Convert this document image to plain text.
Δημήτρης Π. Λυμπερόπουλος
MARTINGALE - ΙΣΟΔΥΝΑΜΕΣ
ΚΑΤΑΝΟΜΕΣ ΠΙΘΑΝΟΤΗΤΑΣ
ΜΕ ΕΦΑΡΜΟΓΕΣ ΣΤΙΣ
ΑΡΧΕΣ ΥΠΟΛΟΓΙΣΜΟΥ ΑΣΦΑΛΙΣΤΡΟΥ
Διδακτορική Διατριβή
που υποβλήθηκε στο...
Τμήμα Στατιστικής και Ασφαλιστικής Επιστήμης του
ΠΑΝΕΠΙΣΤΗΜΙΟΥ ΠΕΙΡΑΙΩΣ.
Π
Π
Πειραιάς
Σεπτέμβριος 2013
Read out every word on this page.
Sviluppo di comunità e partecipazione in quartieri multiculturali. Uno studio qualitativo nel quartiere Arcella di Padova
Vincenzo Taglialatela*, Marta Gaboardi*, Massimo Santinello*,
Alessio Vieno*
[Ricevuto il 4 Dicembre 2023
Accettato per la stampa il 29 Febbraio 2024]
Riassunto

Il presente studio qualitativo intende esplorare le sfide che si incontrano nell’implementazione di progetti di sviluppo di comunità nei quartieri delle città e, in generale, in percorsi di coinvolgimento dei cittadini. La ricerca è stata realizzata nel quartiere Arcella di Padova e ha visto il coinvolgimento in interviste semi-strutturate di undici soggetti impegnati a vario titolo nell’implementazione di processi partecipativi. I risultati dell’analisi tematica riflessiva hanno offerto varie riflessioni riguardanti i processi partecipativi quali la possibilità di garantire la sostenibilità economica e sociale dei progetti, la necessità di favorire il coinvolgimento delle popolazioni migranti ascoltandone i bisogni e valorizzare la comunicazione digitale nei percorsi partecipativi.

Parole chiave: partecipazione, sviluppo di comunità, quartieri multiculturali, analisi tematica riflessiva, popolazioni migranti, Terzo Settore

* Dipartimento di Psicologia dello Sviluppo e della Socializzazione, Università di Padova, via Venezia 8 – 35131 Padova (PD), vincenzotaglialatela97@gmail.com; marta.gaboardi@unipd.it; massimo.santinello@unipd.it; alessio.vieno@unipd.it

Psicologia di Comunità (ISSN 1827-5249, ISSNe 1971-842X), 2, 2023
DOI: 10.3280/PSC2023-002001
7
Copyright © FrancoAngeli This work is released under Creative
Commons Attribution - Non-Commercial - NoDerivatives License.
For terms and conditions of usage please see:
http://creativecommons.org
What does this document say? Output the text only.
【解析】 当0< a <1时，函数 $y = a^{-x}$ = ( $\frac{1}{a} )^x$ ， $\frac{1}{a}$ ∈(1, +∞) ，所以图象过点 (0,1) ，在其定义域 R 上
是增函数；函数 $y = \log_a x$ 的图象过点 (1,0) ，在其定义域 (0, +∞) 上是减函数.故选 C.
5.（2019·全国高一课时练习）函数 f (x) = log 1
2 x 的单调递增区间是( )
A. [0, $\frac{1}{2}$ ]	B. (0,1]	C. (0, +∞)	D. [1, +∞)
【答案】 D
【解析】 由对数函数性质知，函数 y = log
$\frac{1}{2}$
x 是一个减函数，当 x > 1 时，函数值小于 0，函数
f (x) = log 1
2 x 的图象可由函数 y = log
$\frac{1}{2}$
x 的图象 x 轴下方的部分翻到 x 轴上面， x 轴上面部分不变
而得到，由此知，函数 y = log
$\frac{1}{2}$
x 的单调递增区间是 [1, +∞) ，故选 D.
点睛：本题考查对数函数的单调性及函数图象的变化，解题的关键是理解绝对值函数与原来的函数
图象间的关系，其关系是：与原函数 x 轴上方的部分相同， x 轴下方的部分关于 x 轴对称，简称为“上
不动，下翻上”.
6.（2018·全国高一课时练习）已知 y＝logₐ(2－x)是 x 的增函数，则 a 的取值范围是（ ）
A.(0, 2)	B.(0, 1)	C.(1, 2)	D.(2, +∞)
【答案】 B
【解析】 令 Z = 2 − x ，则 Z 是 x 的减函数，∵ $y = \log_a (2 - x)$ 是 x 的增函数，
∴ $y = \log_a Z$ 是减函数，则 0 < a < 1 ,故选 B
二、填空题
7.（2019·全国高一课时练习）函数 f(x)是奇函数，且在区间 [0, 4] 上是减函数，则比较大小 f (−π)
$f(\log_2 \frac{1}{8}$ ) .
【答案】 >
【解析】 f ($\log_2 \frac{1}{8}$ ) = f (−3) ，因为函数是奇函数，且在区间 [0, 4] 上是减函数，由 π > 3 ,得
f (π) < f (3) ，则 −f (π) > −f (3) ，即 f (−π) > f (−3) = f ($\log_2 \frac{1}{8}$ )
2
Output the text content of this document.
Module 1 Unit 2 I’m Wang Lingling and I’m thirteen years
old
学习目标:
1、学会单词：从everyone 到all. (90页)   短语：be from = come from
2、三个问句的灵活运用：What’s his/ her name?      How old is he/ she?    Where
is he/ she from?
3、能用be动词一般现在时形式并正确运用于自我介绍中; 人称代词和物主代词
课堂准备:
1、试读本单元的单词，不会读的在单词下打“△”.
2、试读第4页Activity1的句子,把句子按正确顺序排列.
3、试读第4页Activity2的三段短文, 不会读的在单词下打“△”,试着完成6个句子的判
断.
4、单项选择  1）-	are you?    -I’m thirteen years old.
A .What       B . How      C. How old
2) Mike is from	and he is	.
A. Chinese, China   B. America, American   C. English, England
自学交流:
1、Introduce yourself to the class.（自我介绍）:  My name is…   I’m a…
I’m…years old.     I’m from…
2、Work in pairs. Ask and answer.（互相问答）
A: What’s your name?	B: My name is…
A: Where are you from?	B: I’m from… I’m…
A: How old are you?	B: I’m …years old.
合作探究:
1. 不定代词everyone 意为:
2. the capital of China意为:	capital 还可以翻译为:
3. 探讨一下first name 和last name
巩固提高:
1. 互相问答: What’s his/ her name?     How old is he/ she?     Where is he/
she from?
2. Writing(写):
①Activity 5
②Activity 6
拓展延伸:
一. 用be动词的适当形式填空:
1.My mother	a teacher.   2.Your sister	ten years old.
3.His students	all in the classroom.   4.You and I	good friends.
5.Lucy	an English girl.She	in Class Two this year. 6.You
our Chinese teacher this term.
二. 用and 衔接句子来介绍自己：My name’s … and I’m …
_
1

_INSTRUCTIONS FOR THE TASK_
Count each line of the data where the word "Psicologia" appears, then reply with the total only.

_SOLVED EXERCISE_
2